╭─ Records shown

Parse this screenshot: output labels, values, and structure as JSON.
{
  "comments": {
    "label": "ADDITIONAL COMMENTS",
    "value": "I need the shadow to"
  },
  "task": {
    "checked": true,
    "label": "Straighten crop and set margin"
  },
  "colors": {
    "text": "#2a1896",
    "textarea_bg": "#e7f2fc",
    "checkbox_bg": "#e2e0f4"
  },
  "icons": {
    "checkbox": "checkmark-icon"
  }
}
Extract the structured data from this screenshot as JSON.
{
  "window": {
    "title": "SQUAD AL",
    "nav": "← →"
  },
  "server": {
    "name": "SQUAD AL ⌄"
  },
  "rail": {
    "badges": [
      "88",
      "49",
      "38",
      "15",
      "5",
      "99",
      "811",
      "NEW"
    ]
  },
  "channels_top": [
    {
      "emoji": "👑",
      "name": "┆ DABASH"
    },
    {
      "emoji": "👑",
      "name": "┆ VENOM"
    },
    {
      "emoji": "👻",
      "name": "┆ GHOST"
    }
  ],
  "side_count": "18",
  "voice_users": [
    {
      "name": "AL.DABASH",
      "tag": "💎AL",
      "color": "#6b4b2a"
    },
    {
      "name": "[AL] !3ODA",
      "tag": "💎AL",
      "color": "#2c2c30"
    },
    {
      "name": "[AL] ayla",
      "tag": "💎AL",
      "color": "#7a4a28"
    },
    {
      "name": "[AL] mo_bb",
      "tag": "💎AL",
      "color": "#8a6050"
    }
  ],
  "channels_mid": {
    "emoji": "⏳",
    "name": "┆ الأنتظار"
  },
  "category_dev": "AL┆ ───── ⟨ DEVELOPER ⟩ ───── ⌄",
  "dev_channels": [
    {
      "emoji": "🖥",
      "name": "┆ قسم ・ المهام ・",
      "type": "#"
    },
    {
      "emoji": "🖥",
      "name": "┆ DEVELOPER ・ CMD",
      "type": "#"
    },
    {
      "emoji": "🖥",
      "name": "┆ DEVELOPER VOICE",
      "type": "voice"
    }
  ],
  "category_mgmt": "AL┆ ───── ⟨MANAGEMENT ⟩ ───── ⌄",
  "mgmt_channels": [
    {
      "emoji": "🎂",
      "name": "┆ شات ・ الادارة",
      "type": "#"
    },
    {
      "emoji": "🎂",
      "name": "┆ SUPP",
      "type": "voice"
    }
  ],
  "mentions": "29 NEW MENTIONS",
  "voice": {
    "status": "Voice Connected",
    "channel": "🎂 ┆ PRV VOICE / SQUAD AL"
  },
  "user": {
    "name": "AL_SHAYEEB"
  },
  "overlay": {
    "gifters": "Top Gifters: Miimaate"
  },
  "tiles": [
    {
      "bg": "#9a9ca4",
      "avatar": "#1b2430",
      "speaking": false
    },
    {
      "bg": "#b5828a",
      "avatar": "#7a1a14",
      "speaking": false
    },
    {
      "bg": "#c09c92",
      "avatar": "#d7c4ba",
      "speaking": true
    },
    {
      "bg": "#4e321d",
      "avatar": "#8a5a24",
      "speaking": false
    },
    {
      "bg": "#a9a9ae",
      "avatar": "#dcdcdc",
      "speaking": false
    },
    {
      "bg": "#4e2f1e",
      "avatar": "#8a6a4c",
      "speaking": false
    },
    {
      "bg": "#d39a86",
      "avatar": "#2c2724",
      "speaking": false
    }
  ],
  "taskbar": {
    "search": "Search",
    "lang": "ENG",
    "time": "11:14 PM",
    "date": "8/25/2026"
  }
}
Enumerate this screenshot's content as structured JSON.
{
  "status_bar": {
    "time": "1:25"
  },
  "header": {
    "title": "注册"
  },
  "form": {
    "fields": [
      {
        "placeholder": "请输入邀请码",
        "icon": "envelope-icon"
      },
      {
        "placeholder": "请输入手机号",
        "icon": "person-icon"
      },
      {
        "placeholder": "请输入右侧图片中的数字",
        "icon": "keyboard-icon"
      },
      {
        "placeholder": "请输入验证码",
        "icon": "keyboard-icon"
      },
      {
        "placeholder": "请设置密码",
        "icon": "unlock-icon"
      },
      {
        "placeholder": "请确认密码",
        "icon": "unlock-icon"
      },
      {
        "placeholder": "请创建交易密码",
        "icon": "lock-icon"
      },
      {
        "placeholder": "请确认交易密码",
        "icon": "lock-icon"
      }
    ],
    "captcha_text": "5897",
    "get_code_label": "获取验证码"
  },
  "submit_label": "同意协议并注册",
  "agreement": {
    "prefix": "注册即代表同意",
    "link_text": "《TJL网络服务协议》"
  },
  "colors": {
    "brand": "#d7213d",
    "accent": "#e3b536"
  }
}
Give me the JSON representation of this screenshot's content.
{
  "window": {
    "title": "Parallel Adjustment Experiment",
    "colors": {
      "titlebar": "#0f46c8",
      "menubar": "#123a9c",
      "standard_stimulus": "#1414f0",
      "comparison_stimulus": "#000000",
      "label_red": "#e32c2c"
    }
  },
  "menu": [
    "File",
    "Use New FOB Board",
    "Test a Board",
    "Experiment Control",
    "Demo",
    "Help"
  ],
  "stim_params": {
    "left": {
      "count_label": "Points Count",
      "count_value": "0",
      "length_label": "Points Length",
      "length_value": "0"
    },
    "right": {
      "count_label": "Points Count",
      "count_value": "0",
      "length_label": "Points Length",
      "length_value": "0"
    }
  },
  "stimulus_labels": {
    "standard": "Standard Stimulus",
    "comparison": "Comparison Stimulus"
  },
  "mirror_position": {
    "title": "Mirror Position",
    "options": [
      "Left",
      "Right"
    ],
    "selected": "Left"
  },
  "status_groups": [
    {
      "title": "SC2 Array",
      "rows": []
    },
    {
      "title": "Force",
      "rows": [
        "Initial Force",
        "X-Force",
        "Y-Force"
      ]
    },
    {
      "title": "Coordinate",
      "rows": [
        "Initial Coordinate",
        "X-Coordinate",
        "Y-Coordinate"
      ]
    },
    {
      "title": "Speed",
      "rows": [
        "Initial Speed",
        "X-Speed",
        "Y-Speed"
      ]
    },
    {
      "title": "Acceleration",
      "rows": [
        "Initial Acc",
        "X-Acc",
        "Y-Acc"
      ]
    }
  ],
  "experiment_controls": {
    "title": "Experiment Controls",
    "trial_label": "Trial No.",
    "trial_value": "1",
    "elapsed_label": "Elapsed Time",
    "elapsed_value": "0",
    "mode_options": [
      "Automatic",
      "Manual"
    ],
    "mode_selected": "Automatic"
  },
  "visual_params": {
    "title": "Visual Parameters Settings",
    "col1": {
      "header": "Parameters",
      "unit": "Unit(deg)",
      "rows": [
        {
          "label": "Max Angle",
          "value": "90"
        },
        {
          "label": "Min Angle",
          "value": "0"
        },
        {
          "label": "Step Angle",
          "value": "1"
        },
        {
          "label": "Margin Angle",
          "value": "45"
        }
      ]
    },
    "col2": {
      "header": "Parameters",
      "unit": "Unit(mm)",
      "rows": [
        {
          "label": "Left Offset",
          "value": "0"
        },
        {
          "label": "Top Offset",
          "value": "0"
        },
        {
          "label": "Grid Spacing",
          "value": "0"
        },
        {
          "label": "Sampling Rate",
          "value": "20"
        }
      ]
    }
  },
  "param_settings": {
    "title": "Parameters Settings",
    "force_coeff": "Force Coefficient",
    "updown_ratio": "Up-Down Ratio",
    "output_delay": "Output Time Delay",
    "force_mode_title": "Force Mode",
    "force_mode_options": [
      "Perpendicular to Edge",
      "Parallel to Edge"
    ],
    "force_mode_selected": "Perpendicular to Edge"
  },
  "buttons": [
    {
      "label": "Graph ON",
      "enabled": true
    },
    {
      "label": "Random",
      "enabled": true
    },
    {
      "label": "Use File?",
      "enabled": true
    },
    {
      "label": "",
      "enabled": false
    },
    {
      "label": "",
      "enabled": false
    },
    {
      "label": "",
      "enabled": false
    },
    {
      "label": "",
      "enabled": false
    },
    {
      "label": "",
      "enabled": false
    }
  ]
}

╰─

> The task
What is the number of lines in the data above that include the word "screenshot"? Answer with that number only.

> Result
4